## START

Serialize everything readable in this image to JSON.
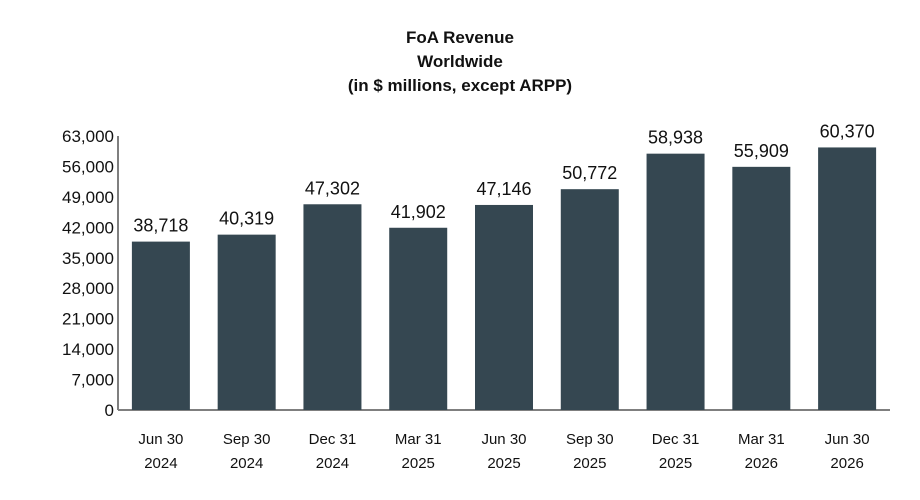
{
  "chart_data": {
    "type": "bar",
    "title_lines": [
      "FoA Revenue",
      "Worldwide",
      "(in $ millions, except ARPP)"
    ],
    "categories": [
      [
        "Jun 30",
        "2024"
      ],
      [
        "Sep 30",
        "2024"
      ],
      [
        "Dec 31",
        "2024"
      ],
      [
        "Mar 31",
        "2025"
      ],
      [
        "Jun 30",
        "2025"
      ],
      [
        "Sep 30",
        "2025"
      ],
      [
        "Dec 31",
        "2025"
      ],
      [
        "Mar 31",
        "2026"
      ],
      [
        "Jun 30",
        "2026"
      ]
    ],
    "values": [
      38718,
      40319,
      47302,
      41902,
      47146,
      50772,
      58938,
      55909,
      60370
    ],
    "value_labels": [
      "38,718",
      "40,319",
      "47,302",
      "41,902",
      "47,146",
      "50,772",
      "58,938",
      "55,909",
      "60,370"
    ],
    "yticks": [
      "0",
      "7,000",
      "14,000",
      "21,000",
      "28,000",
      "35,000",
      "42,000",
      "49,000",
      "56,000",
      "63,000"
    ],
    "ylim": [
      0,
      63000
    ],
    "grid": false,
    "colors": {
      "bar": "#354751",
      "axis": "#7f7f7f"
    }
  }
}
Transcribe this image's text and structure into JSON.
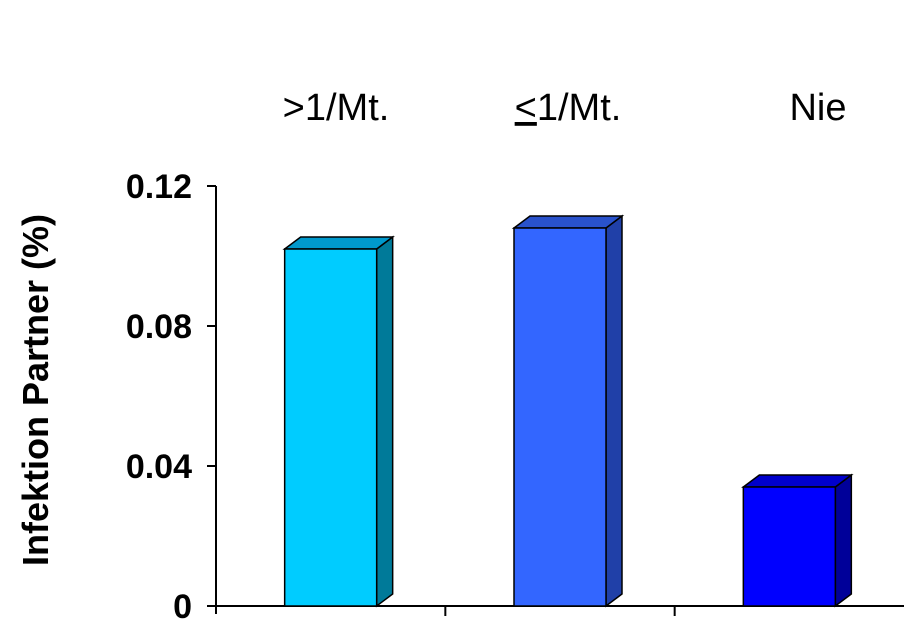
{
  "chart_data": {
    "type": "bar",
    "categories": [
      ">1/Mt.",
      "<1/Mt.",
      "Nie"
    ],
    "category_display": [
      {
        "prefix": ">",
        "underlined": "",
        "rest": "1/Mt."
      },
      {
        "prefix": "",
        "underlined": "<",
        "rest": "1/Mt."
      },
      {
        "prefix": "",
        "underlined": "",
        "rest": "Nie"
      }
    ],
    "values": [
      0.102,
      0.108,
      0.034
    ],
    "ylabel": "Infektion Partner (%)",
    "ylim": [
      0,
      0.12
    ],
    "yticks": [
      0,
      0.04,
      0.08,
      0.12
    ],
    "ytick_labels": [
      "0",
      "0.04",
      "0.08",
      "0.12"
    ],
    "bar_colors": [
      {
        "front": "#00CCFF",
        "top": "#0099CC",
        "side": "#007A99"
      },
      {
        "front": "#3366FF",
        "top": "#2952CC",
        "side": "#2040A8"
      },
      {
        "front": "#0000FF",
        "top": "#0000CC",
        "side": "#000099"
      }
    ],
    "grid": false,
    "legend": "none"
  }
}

## END

▸ **What is required**
In the records above, find each line holding "image" and copy it.

▸ **Problem solution**
Serialize everything readable in this image to JSON.
Transcribe this image's text and structure into JSON.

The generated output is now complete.